STATED TASK
What follows is a listing to be transcribed exactly.

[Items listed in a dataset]
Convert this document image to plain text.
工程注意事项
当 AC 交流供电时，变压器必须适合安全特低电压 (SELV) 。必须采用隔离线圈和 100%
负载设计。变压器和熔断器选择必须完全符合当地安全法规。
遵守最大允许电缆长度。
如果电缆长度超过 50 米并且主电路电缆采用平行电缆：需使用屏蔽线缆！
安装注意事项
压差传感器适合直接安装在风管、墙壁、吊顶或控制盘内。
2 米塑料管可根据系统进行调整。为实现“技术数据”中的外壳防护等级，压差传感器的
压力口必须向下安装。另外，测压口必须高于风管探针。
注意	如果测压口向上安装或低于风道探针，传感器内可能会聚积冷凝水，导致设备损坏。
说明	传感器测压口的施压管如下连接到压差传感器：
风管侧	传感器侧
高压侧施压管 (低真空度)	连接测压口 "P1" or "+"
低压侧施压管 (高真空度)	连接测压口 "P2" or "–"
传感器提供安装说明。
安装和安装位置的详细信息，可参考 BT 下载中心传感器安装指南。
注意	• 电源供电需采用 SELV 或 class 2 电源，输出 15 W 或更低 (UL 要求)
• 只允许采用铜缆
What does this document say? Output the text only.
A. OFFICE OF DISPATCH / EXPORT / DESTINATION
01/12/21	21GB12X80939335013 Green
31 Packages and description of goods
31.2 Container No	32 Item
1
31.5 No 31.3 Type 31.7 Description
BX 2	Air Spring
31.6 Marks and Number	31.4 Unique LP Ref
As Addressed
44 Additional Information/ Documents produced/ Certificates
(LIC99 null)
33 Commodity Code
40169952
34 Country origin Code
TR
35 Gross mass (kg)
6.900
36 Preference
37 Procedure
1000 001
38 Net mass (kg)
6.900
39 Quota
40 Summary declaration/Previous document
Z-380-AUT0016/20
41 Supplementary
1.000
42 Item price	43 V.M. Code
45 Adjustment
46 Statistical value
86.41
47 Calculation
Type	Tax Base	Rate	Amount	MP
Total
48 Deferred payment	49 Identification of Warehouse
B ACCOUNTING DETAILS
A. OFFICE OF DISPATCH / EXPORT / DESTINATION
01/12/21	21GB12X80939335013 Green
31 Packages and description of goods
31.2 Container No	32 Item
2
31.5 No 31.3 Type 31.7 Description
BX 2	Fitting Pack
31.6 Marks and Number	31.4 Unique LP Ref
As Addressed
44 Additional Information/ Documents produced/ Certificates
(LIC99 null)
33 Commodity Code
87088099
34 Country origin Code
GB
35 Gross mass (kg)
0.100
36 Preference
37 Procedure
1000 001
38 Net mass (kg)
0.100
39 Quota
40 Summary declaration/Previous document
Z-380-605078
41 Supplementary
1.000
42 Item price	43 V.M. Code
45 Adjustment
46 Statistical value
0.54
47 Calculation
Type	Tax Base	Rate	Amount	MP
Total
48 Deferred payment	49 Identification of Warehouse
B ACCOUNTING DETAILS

TASK RESPONSE
Convert this document image to plain text.
工程注意事项
当 AC 交流供电时，变压器必须适合安全特低电压 (SELV) 。必须采用隔离线圈和 100%
负载设计。变压器和熔断器选择必须完全符合当地安全法规。
遵守最大允许电缆长度。
如果电缆长度超过 50 米并且主电路电缆采用平行电缆：需使用屏蔽线缆！
安装注意事项
压差传感器适合直接安装在风管、墙壁、吊顶或控制盘内。
2 米塑料管可根据系统进行调整。为实现“技术数据”中的外壳防护等级，压差传感器的
压力口必须向下安装。另外，测压口必须高于风管探针。
注意	如果测压口向上安装或低于风道探针，传感器内可能会聚积冷凝水，导致设备损坏。
说明	传感器测压口的施压管如下连接到压差传感器：
风管侧	传感器侧
高压侧施压管 (低真空度)	连接测压口 "P1" or "+"
低压侧施压管 (高真空度)	连接测压口 "P2" or "–"
传感器提供安装说明。
安装和安装位置的详细信息，可参考 BT 下载中心传感器安装指南。
注意	• 电源供电需采用 SELV 或 class 2 电源，输出 15 W 或更低 (UL 要求)
• 只允许采用铜缆
What does this document say? Output the text only.
A. OFFICE OF DISPATCH / EXPORT / DESTINATION
01/12/21	21GB12X80939335013 Green
31 Packages and description of goods
31.2 Container No	32 Item
1
31.5 No 31.3 Type 31.7 Description
BX 2	Air Spring
31.6 Marks and Number	31.4 Unique LP Ref
As Addressed
44 Additional Information/ Documents produced/ Certificates
(LIC99 null)
33 Commodity Code
40169952
34 Country origin Code
TR
35 Gross mass (kg)
6.900
36 Preference
37 Procedure
1000 001
38 Net mass (kg)
6.900
39 Quota
40 Summary declaration/Previous document
Z-380-AUT0016/20
41 Supplementary
1.000
42 Item price	43 V.M. Code
45 Adjustment
46 Statistical value
86.41
47 Calculation
Type	Tax Base	Rate	Amount	MP
Total
48 Deferred payment	49 Identification of Warehouse
B ACCOUNTING DETAILS
A. OFFICE OF DISPATCH / EXPORT / DESTINATION
01/12/21	21GB12X80939335013 Green
31 Packages and description of goods
31.2 Container No	32 Item
2
31.5 No 31.3 Type 31.7 Description
BX 2	Fitting Pack
31.6 Marks and Number	31.4 Unique LP Ref
As Addressed
44 Additional Information/ Documents produced/ Certificates
(LIC99 null)
33 Commodity Code
87088099
34 Country origin Code
GB
35 Gross mass (kg)
0.100
36 Preference
37 Procedure
1000 001
38 Net mass (kg)
0.100
39 Quota
40 Summary declaration/Previous document
Z-380-605078
41 Supplementary
1.000
42 Item price	43 V.M. Code
45 Adjustment
46 Statistical value
0.54
47 Calculation
Type	Tax Base	Rate	Amount	MP
Total
48 Deferred payment	49 Identification of Warehouse
B ACCOUNTING DETAILS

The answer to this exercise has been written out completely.